Stated task:
Repeat every record below exactly, leaving out the pictures.

Supplied records:
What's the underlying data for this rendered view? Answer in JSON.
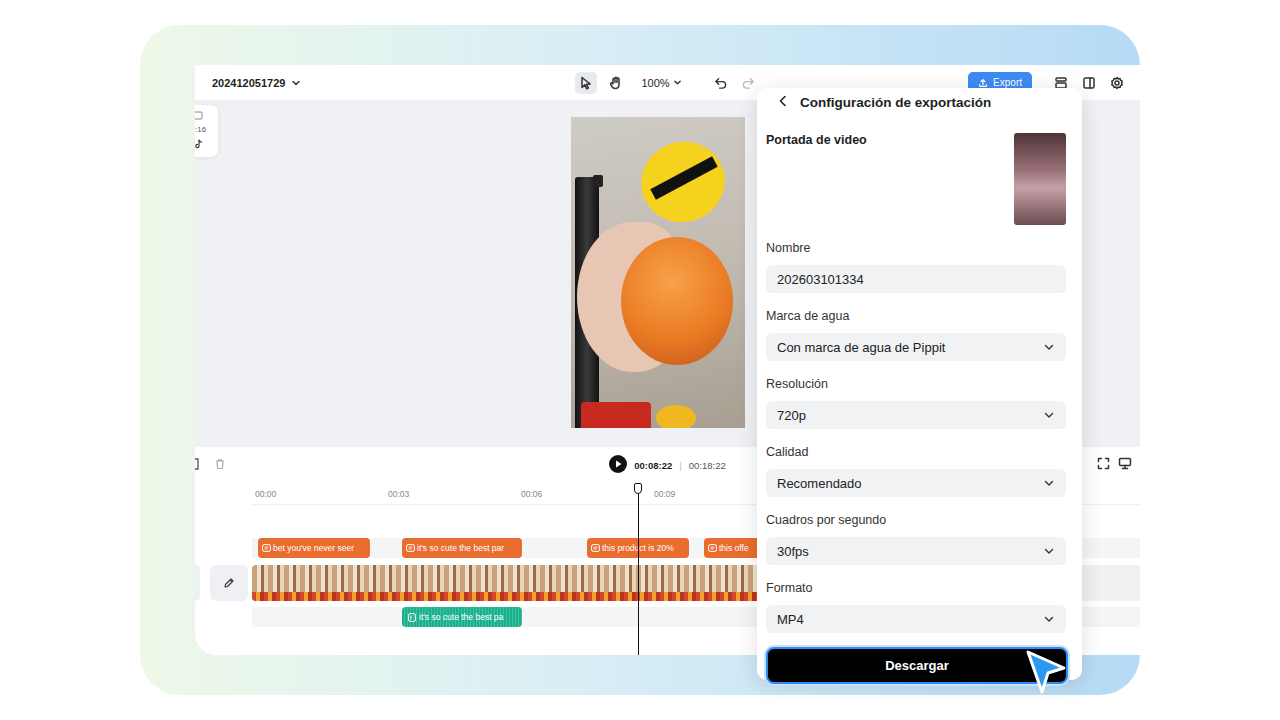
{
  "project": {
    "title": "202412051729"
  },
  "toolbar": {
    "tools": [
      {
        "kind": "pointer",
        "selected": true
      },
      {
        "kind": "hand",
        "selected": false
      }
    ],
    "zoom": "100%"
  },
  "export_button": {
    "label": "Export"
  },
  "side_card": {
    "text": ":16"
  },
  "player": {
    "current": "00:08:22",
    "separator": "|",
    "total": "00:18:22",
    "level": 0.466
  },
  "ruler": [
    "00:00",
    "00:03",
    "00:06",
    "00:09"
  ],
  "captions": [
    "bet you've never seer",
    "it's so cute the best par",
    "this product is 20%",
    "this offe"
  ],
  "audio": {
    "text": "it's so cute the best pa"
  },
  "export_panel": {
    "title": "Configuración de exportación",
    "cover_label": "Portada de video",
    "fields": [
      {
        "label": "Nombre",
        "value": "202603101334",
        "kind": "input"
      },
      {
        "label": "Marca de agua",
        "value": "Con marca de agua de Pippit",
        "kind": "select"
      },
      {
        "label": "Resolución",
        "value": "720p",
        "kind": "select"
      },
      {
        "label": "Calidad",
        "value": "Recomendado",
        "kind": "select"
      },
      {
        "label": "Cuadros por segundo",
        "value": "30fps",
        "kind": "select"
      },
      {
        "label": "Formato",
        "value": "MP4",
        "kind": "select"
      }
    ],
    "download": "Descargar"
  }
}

Task result:
What's the underlying data for this rendered view? Answer in JSON.
{
  "project": {
    "title": "202412051729"
  },
  "toolbar": {
    "tools": [
      {
        "kind": "pointer",
        "selected": true
      },
      {
        "kind": "hand",
        "selected": false
      }
    ],
    "zoom": "100%"
  },
  "export_button": {
    "label": "Export"
  },
  "side_card": {
    "text": ":16"
  },
  "player": {
    "current": "00:08:22",
    "separator": "|",
    "total": "00:18:22",
    "level": 0.466
  },
  "ruler": [
    "00:00",
    "00:03",
    "00:06",
    "00:09"
  ],
  "captions": [
    "bet you've never seer",
    "it's so cute the best par",
    "this product is 20%",
    "this offe"
  ],
  "audio": {
    "text": "it's so cute the best pa"
  },
  "export_panel": {
    "title": "Configuración de exportación",
    "cover_label": "Portada de video",
    "fields": [
      {
        "label": "Nombre",
        "value": "202603101334",
        "kind": "input"
      },
      {
        "label": "Marca de agua",
        "value": "Con marca de agua de Pippit",
        "kind": "select"
      },
      {
        "label": "Resolución",
        "value": "720p",
        "kind": "select"
      },
      {
        "label": "Calidad",
        "value": "Recomendado",
        "kind": "select"
      },
      {
        "label": "Cuadros por segundo",
        "value": "30fps",
        "kind": "select"
      },
      {
        "label": "Formato",
        "value": "MP4",
        "kind": "select"
      }
    ],
    "download": "Descargar"
  }
}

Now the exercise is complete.